## Written problem
Quote each line exactly, from the line that contains "Decode this image" down to the last line of the listing, and no other lines.

## Given records
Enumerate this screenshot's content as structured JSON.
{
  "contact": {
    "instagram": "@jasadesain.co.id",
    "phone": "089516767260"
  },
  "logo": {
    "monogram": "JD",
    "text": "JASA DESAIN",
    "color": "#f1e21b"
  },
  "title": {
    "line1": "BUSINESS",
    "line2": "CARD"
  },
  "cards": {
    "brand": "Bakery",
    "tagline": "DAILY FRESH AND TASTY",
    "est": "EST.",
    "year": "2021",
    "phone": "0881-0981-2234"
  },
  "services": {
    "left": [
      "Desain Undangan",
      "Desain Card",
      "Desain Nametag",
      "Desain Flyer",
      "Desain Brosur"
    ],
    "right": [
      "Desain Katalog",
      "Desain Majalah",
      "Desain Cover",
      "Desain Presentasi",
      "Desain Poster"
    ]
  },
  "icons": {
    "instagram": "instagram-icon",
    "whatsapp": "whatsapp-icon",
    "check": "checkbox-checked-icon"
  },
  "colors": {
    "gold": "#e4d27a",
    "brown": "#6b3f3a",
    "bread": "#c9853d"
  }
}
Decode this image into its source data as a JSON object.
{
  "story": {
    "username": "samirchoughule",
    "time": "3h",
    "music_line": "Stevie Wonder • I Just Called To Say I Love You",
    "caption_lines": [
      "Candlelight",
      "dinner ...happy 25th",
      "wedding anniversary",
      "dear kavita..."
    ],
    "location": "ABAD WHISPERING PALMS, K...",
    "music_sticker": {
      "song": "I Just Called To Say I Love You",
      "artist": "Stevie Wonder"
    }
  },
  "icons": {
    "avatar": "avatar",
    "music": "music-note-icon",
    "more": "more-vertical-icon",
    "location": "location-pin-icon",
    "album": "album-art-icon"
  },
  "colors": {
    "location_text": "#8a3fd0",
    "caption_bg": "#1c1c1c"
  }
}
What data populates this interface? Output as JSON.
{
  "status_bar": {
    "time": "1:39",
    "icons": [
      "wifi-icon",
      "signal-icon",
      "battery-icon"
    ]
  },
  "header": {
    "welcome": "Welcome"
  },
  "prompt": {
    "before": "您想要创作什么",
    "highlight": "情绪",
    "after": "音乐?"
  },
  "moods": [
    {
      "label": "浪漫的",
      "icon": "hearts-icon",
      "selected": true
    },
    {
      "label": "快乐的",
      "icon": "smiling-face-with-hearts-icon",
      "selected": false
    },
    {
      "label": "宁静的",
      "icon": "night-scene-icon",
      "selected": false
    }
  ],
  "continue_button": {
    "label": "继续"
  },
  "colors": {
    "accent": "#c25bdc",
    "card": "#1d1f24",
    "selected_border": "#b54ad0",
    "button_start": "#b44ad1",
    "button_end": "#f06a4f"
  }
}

## Solution to this exercise
Decode this image into its source data as a JSON object.
{
  "story": {
    "username": "samirchoughule",
    "time": "3h",
    "music_line": "Stevie Wonder • I Just Called To Say I Love You",
    "caption_lines": [
      "Candlelight",
      "dinner ...happy 25th",
      "wedding anniversary",
      "dear kavita..."
    ],
    "location": "ABAD WHISPERING PALMS, K...",
    "music_sticker": {
      "song": "I Just Called To Say I Love You",
      "artist": "Stevie Wonder"
    }
  },
  "icons": {
    "avatar": "avatar",
    "music": "music-note-icon",
    "more": "more-vertical-icon",
    "location": "location-pin-icon",
    "album": "album-art-icon"
  },
  "colors": {
    "location_text": "#8a3fd0",
    "caption_bg": "#1c1c1c"
  }
}
What data populates this interface? Output as JSON.
{
  "status_bar": {
    "time": "1:39",
    "icons": [
      "wifi-icon",
      "signal-icon",
      "battery-icon"
    ]
  },
  "header": {
    "welcome": "Welcome"
  },
  "prompt": {
    "before": "您想要创作什么",
    "highlight": "情绪",
    "after": "音乐?"
  },
  "moods": [
    {
      "label": "浪漫的",
      "icon": "hearts-icon",
      "selected": true
    },
    {
      "label": "快乐的",
      "icon": "smiling-face-with-hearts-icon",
      "selected": false
    },
    {
      "label": "宁静的",
      "icon": "night-scene-icon",
      "selected": false
    }
  ],
  "continue_button": {
    "label": "继续"
  },
  "colors": {
    "accent": "#c25bdc",
    "card": "#1d1f24",
    "selected_border": "#b54ad0",
    "button_start": "#b44ad1",
    "button_end": "#f06a4f"
  }
}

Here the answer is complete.